> **Exercise**:
Lines with the word "subtitle": copy all of them from the entries below.

> **Materials provided**:

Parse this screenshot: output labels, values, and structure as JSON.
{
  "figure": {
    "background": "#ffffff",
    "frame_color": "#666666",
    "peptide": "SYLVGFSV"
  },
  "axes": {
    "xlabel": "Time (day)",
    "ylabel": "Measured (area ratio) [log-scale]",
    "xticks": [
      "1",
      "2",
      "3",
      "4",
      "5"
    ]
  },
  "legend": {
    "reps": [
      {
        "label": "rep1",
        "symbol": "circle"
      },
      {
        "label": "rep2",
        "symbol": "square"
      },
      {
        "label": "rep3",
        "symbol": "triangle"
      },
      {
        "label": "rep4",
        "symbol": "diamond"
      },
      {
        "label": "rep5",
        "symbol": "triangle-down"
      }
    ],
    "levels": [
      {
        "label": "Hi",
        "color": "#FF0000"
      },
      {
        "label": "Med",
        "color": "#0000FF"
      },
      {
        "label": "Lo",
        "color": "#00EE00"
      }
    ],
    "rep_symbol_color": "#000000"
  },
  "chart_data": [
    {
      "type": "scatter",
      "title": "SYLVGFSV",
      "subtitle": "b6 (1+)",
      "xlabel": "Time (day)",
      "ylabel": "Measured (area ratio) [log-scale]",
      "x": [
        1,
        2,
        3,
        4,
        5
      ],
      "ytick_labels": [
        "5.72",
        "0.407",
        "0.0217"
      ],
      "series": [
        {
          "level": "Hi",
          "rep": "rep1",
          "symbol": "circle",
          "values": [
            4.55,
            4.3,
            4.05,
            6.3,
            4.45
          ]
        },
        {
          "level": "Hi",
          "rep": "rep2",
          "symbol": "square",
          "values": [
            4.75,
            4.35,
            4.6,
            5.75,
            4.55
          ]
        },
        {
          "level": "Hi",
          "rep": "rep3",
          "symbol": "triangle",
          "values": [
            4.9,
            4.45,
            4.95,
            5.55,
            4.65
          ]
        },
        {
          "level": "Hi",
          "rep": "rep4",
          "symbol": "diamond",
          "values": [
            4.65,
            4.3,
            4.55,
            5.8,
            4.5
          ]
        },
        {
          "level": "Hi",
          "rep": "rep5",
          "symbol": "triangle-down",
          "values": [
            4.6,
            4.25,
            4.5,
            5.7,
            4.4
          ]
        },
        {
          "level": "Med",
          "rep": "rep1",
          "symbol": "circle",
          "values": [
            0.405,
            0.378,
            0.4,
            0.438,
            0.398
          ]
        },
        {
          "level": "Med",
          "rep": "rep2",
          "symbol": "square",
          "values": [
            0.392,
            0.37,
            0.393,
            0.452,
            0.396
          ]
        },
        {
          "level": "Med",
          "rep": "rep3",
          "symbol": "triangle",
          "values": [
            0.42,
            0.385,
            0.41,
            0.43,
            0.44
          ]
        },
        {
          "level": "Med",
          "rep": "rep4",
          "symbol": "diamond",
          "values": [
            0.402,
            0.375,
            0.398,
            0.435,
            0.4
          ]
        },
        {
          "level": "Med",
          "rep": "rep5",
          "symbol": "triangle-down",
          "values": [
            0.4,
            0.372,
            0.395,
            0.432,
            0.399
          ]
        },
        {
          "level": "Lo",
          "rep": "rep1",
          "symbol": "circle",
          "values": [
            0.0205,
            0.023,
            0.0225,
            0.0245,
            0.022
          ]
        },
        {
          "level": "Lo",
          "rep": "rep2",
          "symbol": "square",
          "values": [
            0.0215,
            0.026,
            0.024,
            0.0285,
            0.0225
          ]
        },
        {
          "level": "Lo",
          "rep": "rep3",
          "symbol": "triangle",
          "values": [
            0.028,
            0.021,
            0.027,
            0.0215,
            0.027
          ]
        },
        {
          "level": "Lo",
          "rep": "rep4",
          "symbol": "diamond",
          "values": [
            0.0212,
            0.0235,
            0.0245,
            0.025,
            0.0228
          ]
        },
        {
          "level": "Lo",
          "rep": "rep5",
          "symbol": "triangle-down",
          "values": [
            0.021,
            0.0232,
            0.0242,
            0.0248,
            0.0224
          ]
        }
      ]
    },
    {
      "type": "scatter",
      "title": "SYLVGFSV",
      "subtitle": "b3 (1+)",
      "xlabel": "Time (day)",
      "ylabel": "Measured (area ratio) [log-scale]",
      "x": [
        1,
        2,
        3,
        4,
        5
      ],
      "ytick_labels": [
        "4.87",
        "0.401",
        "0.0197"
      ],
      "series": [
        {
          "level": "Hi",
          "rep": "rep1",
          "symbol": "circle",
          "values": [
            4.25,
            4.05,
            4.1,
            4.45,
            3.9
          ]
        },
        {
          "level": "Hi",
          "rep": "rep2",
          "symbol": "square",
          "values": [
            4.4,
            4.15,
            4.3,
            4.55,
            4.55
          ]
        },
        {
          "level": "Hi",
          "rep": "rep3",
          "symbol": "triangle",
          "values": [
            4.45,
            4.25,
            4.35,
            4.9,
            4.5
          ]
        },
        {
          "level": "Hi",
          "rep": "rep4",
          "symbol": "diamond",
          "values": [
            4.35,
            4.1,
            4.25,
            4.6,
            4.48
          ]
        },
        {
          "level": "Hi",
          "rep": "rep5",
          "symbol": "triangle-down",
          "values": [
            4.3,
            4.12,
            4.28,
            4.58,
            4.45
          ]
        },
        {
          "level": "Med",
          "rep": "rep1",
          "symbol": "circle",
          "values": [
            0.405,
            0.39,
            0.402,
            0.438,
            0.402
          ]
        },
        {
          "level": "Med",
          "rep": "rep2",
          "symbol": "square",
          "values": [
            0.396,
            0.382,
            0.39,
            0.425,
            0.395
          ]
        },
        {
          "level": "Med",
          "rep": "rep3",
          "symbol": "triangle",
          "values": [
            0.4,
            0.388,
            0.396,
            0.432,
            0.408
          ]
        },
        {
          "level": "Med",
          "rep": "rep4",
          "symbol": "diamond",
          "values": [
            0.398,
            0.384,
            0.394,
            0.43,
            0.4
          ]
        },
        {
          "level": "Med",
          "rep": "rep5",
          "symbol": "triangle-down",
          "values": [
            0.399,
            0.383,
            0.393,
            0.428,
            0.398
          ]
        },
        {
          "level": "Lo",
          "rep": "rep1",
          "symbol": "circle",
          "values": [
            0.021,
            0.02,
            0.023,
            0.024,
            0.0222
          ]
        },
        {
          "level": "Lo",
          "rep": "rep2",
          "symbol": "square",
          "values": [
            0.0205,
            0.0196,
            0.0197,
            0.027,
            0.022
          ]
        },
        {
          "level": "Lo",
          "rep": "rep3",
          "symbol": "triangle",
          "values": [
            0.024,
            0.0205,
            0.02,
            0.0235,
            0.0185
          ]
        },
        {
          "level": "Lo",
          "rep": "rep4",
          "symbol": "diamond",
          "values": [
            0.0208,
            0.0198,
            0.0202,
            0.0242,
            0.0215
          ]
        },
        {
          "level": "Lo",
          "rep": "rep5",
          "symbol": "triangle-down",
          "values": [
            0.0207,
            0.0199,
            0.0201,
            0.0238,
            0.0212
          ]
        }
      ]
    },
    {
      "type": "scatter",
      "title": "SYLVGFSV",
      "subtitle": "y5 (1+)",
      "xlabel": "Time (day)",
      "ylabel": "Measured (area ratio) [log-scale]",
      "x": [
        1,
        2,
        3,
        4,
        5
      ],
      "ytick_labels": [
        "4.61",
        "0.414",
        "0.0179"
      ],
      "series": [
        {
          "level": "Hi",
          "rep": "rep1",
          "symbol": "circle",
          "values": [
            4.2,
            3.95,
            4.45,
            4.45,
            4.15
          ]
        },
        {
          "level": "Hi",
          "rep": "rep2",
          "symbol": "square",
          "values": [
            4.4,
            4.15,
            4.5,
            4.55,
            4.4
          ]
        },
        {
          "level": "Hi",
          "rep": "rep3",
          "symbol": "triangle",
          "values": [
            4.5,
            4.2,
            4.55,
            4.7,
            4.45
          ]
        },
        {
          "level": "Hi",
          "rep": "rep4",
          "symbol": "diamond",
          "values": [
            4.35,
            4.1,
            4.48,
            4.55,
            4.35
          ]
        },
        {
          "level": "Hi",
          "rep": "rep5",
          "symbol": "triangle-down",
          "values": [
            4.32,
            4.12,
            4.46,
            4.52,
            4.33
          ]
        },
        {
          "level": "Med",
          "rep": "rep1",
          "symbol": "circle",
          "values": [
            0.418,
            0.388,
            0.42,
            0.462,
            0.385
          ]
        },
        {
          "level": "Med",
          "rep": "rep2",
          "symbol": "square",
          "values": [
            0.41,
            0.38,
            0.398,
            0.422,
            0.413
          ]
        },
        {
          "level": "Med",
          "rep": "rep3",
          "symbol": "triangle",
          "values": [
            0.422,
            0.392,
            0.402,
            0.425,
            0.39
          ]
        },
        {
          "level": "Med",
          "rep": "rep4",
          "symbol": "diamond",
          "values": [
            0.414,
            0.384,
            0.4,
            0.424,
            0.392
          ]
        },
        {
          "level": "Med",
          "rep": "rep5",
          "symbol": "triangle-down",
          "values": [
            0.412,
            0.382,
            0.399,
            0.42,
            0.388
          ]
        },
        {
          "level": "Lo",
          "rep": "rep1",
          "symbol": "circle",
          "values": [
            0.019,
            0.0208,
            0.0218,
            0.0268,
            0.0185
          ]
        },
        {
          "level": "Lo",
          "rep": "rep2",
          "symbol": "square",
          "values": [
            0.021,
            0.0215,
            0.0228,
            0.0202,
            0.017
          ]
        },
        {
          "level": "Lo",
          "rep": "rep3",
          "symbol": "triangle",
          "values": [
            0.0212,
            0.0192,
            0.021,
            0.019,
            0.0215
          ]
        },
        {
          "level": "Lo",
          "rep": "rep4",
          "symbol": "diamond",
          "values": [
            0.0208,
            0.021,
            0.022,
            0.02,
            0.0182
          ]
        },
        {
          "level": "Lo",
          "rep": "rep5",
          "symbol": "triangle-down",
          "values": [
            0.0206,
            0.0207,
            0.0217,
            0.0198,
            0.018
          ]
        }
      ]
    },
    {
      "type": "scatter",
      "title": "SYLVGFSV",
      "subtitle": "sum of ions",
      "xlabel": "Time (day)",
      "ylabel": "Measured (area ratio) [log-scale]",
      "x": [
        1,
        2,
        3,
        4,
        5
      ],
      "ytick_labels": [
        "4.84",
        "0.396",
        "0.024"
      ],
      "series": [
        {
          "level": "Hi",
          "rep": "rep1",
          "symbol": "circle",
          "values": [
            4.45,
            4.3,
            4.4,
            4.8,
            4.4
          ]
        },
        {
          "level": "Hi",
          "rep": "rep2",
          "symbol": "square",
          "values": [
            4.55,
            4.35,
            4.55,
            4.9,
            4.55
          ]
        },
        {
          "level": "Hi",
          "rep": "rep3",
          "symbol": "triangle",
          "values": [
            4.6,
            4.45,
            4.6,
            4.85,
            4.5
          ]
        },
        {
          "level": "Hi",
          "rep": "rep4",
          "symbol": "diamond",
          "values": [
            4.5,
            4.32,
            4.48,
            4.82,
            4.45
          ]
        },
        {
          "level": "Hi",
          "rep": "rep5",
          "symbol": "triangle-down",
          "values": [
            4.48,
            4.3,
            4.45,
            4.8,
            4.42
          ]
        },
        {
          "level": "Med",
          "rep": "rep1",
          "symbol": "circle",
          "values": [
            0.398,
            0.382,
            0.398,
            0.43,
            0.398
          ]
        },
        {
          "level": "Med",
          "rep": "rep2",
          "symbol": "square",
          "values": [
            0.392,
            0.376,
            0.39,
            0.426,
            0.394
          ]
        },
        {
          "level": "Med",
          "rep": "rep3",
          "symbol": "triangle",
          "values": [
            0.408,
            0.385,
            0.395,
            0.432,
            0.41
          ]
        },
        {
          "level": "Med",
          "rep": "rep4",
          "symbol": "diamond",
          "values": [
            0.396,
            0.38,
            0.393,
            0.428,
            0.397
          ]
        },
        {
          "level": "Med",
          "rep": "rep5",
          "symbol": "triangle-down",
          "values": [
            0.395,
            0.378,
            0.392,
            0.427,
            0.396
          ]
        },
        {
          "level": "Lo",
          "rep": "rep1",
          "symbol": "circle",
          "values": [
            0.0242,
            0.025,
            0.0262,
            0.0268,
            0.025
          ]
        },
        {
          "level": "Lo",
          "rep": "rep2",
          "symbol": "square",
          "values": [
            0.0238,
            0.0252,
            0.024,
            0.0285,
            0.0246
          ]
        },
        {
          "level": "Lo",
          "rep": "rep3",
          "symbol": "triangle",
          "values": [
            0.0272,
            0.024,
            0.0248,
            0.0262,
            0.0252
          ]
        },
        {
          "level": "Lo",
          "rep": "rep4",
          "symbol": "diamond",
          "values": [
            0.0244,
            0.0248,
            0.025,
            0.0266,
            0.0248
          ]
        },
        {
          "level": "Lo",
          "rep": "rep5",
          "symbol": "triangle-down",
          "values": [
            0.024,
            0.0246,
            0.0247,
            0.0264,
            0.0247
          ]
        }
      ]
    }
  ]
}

> **Result for this task**:
      "subtitle": "b6 (1+)",
      "subtitle": "b3 (1+)",
      "subtitle": "y5 (1+)",
      "subtitle": "sum of ions",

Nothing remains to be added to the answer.